[STATED GOAL] Where a line holds the word "through", copy that line.

####################

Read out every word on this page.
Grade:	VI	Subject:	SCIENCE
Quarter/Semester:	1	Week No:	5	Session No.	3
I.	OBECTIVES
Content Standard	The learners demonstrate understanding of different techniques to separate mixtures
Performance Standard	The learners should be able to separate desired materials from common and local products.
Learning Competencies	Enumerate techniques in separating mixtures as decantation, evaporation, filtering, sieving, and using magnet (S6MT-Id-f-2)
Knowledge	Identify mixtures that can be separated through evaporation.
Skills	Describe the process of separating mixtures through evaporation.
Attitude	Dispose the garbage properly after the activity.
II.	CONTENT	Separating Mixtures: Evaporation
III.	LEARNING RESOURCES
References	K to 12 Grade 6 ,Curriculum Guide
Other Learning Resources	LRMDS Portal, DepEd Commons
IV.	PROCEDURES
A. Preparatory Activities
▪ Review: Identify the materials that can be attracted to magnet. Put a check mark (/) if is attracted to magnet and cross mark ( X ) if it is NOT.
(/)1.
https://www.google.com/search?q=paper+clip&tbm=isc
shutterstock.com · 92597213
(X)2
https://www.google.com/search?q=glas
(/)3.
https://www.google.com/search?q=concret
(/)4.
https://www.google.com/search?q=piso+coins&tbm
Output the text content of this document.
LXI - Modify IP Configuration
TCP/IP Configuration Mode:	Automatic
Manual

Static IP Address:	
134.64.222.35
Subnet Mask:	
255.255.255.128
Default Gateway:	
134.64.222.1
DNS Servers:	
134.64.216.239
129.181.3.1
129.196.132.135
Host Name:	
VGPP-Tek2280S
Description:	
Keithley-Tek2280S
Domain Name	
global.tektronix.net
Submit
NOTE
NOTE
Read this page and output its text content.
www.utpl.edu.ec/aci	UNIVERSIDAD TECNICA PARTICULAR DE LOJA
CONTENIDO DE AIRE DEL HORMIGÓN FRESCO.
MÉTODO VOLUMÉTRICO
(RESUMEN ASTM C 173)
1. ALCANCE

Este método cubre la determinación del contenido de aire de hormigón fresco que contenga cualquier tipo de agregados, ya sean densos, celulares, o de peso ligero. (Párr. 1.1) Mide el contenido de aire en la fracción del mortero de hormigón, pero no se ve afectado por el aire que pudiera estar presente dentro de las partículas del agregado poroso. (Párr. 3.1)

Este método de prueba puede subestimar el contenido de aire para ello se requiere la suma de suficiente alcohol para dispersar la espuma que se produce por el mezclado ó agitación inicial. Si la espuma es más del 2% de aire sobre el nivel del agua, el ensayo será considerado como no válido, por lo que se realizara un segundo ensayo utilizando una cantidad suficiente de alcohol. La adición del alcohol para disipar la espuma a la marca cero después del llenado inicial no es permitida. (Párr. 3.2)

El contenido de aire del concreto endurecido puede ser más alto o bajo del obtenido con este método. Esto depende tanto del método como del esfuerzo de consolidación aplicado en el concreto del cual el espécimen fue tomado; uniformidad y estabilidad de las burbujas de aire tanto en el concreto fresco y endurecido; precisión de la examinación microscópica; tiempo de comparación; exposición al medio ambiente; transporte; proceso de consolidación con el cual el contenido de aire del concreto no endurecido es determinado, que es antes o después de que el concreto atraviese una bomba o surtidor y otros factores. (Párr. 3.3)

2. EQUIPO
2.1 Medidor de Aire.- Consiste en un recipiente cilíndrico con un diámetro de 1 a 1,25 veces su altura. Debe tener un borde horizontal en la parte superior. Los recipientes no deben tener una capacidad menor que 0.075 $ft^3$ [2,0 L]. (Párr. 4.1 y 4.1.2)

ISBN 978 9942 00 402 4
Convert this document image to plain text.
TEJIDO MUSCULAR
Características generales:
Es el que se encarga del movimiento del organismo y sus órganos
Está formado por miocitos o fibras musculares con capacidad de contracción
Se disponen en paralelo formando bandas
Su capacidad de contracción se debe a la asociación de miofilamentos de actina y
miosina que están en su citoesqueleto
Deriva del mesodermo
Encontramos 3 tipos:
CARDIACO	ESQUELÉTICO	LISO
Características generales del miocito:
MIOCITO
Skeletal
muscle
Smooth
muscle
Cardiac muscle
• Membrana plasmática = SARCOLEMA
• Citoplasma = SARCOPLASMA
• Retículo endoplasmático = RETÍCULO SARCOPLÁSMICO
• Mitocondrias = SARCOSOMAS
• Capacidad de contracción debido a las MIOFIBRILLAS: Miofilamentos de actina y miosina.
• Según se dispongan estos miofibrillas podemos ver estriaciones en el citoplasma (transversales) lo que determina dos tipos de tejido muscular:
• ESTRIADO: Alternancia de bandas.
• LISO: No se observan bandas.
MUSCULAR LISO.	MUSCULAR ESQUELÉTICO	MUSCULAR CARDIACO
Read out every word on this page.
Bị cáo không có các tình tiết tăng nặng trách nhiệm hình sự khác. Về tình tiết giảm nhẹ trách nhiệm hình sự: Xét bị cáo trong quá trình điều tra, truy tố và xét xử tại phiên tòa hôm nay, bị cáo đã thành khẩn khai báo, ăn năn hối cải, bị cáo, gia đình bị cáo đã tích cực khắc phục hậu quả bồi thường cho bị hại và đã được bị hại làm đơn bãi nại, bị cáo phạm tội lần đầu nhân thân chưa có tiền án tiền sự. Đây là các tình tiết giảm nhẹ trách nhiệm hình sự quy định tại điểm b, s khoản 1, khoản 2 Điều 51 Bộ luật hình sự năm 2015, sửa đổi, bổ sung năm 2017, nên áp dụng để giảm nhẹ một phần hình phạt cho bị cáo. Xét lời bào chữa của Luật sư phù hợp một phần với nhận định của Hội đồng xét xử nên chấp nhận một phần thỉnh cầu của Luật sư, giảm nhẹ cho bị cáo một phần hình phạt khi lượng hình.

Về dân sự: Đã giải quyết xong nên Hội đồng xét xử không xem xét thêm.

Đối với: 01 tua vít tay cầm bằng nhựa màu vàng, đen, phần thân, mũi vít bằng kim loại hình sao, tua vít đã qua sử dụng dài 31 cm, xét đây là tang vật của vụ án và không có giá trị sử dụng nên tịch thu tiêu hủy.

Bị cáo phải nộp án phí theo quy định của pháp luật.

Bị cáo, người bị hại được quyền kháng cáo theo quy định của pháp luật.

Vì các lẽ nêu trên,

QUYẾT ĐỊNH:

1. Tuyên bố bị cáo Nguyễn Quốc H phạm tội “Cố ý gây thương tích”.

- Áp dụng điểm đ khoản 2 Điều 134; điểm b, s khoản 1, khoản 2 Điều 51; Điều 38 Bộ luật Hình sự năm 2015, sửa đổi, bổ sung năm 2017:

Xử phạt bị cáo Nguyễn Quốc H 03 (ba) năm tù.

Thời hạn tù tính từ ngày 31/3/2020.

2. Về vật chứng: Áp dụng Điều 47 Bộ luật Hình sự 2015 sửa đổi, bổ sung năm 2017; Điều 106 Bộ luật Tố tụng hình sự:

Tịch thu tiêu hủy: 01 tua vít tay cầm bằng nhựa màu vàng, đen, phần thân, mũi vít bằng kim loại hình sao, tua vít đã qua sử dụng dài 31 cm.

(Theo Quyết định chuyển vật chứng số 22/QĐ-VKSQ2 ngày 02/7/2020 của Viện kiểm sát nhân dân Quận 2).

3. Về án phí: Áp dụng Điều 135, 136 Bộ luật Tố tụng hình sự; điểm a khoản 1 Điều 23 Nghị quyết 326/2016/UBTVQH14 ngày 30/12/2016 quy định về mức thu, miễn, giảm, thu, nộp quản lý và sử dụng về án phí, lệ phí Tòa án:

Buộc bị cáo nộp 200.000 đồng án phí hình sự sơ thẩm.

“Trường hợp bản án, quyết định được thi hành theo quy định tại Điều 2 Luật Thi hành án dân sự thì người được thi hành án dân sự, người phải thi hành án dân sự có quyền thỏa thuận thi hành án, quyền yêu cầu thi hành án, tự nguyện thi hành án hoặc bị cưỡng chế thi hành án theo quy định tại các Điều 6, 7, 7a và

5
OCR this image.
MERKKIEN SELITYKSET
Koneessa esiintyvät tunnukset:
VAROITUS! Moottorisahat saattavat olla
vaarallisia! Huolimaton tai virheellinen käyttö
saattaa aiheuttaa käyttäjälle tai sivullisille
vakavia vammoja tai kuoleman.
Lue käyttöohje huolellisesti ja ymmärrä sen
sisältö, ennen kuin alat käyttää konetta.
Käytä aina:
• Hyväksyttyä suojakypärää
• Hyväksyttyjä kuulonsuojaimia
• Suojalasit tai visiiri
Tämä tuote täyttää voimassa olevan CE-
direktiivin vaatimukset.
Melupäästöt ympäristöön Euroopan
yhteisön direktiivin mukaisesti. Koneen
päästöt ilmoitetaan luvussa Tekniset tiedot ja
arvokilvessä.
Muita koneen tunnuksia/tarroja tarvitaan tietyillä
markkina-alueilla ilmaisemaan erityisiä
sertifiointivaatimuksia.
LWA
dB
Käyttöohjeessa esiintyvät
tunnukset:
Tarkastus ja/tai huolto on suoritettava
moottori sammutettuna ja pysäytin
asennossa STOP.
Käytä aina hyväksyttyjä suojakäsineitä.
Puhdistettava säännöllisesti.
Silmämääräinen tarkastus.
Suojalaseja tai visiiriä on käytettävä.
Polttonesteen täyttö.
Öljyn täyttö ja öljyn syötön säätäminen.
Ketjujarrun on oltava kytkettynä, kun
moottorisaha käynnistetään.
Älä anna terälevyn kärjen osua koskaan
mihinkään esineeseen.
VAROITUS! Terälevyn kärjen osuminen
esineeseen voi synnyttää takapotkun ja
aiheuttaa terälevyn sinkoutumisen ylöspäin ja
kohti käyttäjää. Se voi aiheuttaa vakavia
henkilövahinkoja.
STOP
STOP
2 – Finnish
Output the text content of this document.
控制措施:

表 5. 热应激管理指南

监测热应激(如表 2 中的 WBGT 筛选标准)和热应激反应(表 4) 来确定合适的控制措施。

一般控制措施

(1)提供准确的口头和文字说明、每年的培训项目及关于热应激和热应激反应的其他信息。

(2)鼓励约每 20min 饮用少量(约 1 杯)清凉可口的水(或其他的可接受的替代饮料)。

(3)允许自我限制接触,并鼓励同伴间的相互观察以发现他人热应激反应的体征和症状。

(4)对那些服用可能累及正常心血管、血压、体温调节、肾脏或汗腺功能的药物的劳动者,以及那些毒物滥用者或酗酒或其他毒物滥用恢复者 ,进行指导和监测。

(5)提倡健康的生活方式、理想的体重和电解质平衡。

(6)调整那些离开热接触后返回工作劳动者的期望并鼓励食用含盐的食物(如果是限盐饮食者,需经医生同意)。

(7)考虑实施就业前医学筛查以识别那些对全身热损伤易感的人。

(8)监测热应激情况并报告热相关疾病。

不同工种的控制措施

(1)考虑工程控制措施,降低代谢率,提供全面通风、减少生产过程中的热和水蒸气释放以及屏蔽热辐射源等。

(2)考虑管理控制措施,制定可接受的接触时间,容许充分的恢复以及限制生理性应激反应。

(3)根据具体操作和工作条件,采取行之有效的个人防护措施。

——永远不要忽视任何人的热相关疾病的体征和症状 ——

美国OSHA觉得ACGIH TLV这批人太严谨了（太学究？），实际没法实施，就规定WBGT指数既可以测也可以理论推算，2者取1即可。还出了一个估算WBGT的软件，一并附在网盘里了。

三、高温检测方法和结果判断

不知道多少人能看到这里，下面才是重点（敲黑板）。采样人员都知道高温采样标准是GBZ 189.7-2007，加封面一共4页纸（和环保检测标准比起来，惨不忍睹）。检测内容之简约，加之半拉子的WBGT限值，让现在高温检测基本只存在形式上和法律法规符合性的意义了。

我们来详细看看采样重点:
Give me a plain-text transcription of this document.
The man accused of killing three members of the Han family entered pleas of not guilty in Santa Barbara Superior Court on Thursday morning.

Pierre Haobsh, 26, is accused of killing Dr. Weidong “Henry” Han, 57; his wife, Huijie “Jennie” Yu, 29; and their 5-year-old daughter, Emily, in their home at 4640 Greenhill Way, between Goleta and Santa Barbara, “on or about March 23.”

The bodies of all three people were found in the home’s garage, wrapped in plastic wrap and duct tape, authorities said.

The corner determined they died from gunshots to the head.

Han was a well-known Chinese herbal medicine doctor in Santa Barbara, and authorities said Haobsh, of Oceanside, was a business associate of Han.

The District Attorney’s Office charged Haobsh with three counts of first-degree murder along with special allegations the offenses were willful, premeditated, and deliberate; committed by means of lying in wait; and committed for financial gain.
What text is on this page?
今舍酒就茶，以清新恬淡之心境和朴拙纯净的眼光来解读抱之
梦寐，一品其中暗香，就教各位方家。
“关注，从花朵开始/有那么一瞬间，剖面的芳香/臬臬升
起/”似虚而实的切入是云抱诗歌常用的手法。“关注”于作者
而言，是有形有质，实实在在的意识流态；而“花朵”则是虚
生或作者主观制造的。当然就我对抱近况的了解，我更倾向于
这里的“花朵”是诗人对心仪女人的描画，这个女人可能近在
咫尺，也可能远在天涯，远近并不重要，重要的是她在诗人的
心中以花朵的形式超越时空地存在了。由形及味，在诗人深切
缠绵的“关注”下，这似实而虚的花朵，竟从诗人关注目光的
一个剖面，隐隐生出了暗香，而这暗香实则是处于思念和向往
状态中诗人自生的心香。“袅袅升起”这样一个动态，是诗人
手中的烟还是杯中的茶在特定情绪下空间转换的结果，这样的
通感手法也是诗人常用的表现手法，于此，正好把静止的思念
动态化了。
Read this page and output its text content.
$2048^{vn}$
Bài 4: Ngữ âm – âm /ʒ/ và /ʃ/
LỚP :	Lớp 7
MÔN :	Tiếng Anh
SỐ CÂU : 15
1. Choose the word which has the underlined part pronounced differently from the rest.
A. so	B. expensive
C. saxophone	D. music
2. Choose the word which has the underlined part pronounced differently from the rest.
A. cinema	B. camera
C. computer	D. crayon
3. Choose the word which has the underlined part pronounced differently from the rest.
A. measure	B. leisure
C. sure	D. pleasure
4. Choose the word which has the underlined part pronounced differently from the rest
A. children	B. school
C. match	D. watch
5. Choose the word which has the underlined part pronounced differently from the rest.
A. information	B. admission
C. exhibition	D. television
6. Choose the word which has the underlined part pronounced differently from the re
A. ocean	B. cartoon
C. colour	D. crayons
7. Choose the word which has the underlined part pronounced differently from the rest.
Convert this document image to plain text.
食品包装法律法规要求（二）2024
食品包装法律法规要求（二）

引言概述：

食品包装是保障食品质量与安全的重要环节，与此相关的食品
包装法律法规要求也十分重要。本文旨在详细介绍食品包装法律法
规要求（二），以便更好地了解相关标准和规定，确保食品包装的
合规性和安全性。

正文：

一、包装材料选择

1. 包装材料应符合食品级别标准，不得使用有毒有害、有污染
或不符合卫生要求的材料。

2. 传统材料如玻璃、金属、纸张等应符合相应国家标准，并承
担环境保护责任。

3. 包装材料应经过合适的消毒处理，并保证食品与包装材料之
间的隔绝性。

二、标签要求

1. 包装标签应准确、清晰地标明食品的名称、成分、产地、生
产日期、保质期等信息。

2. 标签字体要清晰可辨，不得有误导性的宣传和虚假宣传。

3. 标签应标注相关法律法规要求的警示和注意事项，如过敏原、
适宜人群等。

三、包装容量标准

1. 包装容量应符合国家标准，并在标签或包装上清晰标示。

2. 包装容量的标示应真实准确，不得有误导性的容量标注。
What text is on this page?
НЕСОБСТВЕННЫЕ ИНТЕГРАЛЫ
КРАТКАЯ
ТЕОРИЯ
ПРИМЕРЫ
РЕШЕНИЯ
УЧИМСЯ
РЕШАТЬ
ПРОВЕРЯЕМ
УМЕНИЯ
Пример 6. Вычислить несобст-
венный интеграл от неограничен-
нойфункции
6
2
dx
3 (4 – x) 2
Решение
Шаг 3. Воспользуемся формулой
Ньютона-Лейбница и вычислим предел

####################

[WRITTEN REPLY]
Knowledge	Identify mixtures that can be separated through evaporation.
Skills	Describe the process of separating mixtures through evaporation.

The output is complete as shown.